— START Exercise inputs —
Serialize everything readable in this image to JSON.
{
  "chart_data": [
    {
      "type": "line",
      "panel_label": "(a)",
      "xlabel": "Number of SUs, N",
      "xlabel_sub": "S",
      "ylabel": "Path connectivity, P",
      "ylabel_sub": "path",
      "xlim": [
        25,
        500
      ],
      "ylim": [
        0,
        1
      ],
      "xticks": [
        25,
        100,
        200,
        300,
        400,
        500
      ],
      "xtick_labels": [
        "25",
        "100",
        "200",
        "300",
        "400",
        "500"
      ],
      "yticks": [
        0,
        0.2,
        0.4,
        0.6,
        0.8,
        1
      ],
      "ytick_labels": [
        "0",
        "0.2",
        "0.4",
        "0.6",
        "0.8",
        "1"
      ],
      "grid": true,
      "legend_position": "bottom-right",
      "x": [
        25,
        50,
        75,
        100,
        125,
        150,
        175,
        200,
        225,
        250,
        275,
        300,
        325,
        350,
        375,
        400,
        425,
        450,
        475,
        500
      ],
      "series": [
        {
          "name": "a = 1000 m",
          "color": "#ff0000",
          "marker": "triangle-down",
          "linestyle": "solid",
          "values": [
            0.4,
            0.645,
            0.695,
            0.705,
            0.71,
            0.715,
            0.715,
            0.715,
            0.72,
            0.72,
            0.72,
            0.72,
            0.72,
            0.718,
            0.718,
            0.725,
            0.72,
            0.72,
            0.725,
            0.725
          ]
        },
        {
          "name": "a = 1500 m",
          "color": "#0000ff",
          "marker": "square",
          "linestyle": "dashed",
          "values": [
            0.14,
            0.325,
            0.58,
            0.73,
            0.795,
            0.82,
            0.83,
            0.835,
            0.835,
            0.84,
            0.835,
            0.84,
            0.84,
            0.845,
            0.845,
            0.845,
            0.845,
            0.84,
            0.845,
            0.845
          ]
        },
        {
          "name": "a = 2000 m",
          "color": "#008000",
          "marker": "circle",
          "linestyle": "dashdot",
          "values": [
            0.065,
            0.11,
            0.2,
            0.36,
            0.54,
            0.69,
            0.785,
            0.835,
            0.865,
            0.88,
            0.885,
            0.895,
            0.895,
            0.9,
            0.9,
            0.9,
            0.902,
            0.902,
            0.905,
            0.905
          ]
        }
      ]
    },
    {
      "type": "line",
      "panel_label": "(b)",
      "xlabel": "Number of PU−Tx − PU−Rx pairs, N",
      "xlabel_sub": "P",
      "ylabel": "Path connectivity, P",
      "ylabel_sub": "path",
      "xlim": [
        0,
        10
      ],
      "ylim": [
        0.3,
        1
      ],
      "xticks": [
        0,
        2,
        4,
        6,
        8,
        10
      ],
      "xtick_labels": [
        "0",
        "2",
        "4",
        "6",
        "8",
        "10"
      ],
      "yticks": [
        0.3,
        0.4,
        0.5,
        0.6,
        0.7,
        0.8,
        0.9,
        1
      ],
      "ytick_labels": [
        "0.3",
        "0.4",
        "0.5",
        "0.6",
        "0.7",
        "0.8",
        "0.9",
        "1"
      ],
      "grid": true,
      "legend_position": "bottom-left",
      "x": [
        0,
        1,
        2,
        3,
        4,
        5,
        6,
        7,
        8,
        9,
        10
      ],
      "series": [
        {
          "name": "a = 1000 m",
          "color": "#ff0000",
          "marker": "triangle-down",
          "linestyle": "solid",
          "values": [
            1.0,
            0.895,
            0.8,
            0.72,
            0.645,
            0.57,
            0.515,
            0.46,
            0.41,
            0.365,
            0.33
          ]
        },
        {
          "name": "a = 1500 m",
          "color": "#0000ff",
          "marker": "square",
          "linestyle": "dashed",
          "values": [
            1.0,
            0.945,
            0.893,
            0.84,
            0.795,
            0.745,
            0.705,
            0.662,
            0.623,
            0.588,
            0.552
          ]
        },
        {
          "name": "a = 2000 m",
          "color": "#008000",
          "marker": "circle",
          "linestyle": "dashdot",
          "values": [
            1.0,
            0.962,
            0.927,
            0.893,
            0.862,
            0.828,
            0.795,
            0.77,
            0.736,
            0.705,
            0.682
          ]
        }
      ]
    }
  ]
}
— END Exercise inputs —
Required work:
Quote all of the entries exactly as they appear.

Solved exercise:
Serialize everything readable in this image to JSON.
{
  "chart_data": [
    {
      "type": "line",
      "panel_label": "(a)",
      "xlabel": "Number of SUs, N",
      "xlabel_sub": "S",
      "ylabel": "Path connectivity, P",
      "ylabel_sub": "path",
      "xlim": [
        25,
        500
      ],
      "ylim": [
        0,
        1
      ],
      "xticks": [
        25,
        100,
        200,
        300,
        400,
        500
      ],
      "xtick_labels": [
        "25",
        "100",
        "200",
        "300",
        "400",
        "500"
      ],
      "yticks": [
        0,
        0.2,
        0.4,
        0.6,
        0.8,
        1
      ],
      "ytick_labels": [
        "0",
        "0.2",
        "0.4",
        "0.6",
        "0.8",
        "1"
      ],
      "grid": true,
      "legend_position": "bottom-right",
      "x": [
        25,
        50,
        75,
        100,
        125,
        150,
        175,
        200,
        225,
        250,
        275,
        300,
        325,
        350,
        375,
        400,
        425,
        450,
        475,
        500
      ],
      "series": [
        {
          "name": "a = 1000 m",
          "color": "#ff0000",
          "marker": "triangle-down",
          "linestyle": "solid",
          "values": [
            0.4,
            0.645,
            0.695,
            0.705,
            0.71,
            0.715,
            0.715,
            0.715,
            0.72,
            0.72,
            0.72,
            0.72,
            0.72,
            0.718,
            0.718,
            0.725,
            0.72,
            0.72,
            0.725,
            0.725
          ]
        },
        {
          "name": "a = 1500 m",
          "color": "#0000ff",
          "marker": "square",
          "linestyle": "dashed",
          "values": [
            0.14,
            0.325,
            0.58,
            0.73,
            0.795,
            0.82,
            0.83,
            0.835,
            0.835,
            0.84,
            0.835,
            0.84,
            0.84,
            0.845,
            0.845,
            0.845,
            0.845,
            0.84,
            0.845,
            0.845
          ]
        },
        {
          "name": "a = 2000 m",
          "color": "#008000",
          "marker": "circle",
          "linestyle": "dashdot",
          "values": [
            0.065,
            0.11,
            0.2,
            0.36,
            0.54,
            0.69,
            0.785,
            0.835,
            0.865,
            0.88,
            0.885,
            0.895,
            0.895,
            0.9,
            0.9,
            0.9,
            0.902,
            0.902,
            0.905,
            0.905
          ]
        }
      ]
    },
    {
      "type": "line",
      "panel_label": "(b)",
      "xlabel": "Number of PU−Tx − PU−Rx pairs, N",
      "xlabel_sub": "P",
      "ylabel": "Path connectivity, P",
      "ylabel_sub": "path",
      "xlim": [
        0,
        10
      ],
      "ylim": [
        0.3,
        1
      ],
      "xticks": [
        0,
        2,
        4,
        6,
        8,
        10
      ],
      "xtick_labels": [
        "0",
        "2",
        "4",
        "6",
        "8",
        "10"
      ],
      "yticks": [
        0.3,
        0.4,
        0.5,
        0.6,
        0.7,
        0.8,
        0.9,
        1
      ],
      "ytick_labels": [
        "0.3",
        "0.4",
        "0.5",
        "0.6",
        "0.7",
        "0.8",
        "0.9",
        "1"
      ],
      "grid": true,
      "legend_position": "bottom-left",
      "x": [
        0,
        1,
        2,
        3,
        4,
        5,
        6,
        7,
        8,
        9,
        10
      ],
      "series": [
        {
          "name": "a = 1000 m",
          "color": "#ff0000",
          "marker": "triangle-down",
          "linestyle": "solid",
          "values": [
            1.0,
            0.895,
            0.8,
            0.72,
            0.645,
            0.57,
            0.515,
            0.46,
            0.41,
            0.365,
            0.33
          ]
        },
        {
          "name": "a = 1500 m",
          "color": "#0000ff",
          "marker": "square",
          "linestyle": "dashed",
          "values": [
            1.0,
            0.945,
            0.893,
            0.84,
            0.795,
            0.745,
            0.705,
            0.662,
            0.623,
            0.588,
            0.552
          ]
        },
        {
          "name": "a = 2000 m",
          "color": "#008000",
          "marker": "circle",
          "linestyle": "dashdot",
          "values": [
            1.0,
            0.962,
            0.927,
            0.893,
            0.862,
            0.828,
            0.795,
            0.77,
            0.736,
            0.705,
            0.682
          ]
        }
      ]
    }
  ]
}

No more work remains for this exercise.